Select and copy each line of the data below that contains the string "screenshot". Letter case must match.

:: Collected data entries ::
:::
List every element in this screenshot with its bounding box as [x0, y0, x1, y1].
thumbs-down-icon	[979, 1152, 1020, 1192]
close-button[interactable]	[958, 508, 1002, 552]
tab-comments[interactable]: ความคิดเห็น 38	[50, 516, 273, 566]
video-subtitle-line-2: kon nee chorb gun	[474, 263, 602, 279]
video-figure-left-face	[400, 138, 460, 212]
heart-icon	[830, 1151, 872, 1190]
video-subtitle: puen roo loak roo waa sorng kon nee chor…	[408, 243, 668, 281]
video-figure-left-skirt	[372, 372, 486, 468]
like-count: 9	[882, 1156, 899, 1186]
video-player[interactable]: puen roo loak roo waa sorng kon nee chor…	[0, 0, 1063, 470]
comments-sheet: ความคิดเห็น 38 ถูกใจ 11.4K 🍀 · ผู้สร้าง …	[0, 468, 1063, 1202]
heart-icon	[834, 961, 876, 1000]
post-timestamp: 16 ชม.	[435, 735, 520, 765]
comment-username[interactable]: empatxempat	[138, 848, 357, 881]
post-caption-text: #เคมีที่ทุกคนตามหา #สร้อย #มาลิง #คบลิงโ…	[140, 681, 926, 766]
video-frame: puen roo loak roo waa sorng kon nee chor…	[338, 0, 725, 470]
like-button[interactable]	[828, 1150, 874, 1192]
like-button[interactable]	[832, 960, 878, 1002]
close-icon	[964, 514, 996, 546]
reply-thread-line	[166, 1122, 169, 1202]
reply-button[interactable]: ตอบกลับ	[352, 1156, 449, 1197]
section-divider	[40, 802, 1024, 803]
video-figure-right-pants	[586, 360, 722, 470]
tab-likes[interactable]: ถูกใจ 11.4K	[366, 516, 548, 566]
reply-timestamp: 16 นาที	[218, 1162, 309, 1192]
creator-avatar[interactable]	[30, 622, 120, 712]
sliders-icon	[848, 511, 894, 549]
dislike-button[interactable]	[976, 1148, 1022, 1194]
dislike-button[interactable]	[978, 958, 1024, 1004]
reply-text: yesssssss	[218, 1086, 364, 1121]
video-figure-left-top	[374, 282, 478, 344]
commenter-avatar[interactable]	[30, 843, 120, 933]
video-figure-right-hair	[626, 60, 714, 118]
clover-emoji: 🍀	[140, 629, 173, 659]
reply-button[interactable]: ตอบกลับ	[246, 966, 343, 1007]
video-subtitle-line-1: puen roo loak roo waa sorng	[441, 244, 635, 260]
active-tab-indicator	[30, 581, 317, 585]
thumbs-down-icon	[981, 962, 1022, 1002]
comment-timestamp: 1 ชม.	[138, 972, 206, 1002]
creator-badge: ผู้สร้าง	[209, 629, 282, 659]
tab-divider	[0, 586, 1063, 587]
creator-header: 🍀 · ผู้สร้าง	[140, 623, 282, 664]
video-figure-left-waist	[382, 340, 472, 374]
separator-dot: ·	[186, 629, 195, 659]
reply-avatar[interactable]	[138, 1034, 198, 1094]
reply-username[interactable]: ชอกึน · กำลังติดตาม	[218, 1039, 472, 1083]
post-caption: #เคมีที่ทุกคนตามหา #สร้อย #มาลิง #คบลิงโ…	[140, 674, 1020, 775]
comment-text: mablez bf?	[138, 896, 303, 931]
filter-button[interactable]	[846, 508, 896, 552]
:::
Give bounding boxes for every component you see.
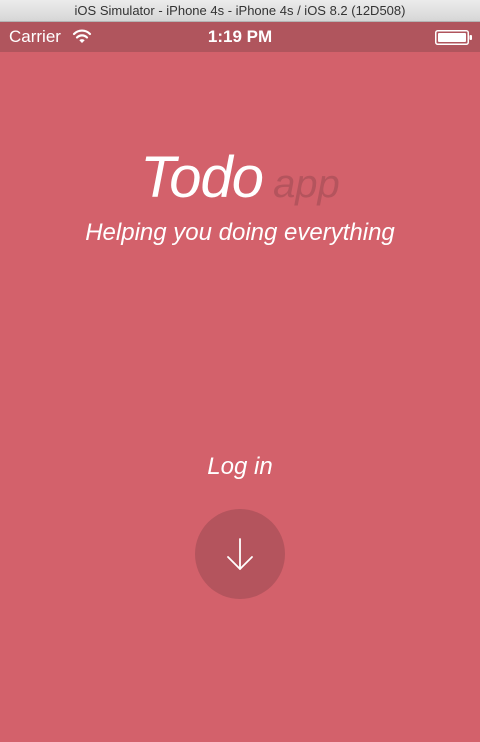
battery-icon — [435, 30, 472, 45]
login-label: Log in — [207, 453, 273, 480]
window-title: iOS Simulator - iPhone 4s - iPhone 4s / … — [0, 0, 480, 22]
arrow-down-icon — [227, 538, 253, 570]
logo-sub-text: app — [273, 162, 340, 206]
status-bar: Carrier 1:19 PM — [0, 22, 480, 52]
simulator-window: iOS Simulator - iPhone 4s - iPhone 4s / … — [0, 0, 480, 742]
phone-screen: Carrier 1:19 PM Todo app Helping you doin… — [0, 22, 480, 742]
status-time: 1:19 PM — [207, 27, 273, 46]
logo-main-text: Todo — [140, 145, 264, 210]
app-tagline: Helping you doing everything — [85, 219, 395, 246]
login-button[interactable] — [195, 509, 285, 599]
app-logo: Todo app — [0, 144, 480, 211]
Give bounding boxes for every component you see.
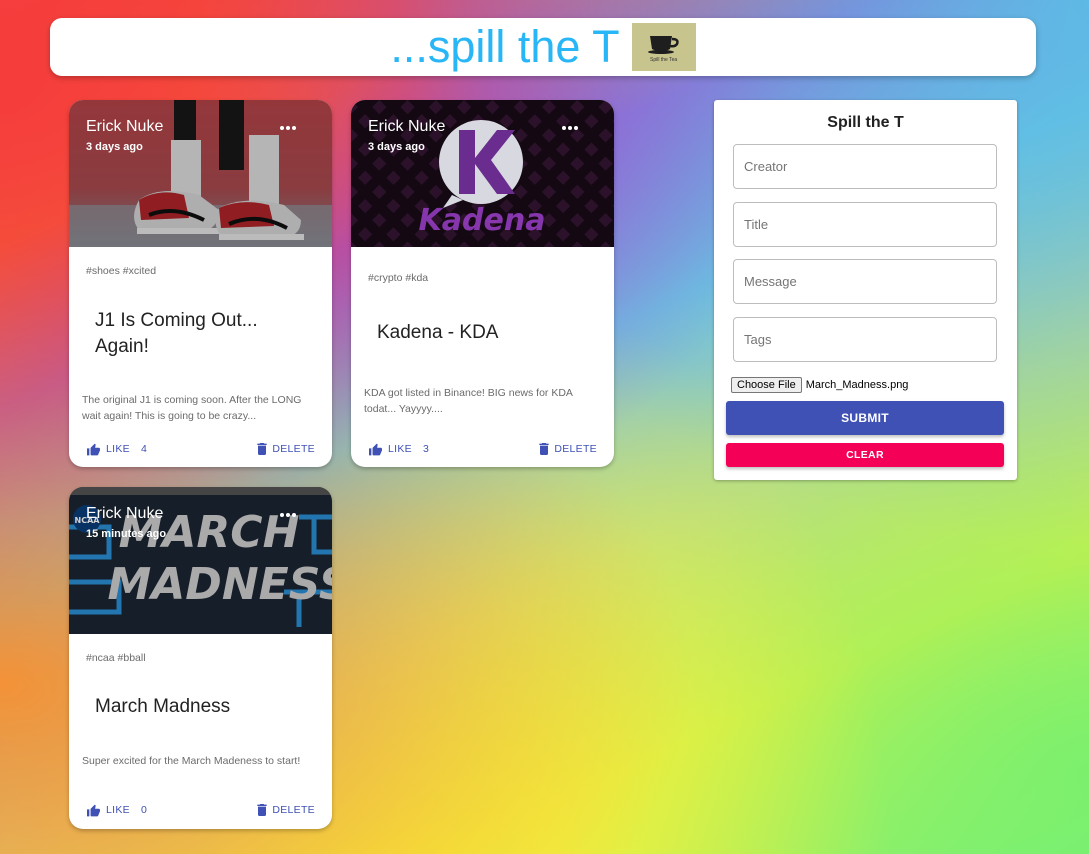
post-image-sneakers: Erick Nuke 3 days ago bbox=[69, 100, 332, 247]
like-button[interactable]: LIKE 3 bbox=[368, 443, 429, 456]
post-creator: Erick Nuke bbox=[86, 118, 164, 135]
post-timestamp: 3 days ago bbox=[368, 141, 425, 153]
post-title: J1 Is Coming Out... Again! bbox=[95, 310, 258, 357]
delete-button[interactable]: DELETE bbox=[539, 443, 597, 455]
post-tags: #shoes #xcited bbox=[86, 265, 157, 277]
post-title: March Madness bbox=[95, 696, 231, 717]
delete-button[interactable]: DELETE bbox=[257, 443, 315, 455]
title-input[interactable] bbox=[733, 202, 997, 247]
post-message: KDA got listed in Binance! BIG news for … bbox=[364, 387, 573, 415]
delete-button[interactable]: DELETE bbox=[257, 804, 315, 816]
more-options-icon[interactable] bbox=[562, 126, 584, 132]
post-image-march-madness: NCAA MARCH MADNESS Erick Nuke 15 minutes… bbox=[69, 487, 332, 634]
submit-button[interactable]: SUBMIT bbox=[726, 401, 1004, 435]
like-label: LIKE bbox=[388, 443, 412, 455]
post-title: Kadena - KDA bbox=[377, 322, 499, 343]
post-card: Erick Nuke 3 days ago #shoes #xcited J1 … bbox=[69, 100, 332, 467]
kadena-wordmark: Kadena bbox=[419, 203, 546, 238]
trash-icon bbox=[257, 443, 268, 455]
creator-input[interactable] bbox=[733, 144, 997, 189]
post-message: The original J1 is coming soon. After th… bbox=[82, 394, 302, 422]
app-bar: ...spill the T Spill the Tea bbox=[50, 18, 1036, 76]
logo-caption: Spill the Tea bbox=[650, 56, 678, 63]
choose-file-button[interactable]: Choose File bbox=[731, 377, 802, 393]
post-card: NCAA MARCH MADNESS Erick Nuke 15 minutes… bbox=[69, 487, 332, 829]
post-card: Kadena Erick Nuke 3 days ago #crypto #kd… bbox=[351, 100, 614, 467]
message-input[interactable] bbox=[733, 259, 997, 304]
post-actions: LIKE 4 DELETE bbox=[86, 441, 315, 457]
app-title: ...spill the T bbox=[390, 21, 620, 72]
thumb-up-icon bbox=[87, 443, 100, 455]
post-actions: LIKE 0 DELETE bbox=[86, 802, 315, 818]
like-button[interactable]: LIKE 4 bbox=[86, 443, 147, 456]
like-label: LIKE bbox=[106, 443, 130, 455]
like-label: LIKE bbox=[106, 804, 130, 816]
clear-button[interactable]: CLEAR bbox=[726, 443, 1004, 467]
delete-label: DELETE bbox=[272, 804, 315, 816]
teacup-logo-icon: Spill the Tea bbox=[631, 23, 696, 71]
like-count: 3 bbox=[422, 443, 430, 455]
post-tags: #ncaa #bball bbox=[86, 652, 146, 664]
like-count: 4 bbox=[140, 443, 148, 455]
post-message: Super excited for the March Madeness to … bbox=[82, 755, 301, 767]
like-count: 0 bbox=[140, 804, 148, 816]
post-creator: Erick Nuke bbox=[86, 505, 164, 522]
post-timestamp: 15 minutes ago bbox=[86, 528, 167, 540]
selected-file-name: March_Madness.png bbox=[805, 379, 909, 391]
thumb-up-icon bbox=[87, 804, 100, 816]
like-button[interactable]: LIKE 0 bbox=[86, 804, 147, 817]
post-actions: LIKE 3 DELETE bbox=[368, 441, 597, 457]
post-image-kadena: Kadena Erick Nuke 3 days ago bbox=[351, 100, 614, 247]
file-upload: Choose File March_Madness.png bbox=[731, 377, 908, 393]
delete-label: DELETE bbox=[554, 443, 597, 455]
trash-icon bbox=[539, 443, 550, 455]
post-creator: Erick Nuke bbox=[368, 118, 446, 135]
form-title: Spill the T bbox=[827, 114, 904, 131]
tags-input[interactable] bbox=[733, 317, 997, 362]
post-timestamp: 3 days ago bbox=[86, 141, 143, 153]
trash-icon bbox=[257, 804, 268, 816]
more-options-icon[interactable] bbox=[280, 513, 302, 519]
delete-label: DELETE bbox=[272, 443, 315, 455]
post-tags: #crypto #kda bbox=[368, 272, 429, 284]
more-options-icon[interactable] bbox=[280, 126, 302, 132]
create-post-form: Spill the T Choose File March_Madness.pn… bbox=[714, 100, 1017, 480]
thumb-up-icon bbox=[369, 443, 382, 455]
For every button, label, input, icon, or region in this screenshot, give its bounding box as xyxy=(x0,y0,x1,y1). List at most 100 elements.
:::
:: Solved exercise ::
List every element in this screenshot with its bounding box as [x0, y0, x1, y1].
For every button, label, input, icon, or region in this screenshot, give its bounding box as xyxy=(x0,y0,x1,y1). List at most 100 elements.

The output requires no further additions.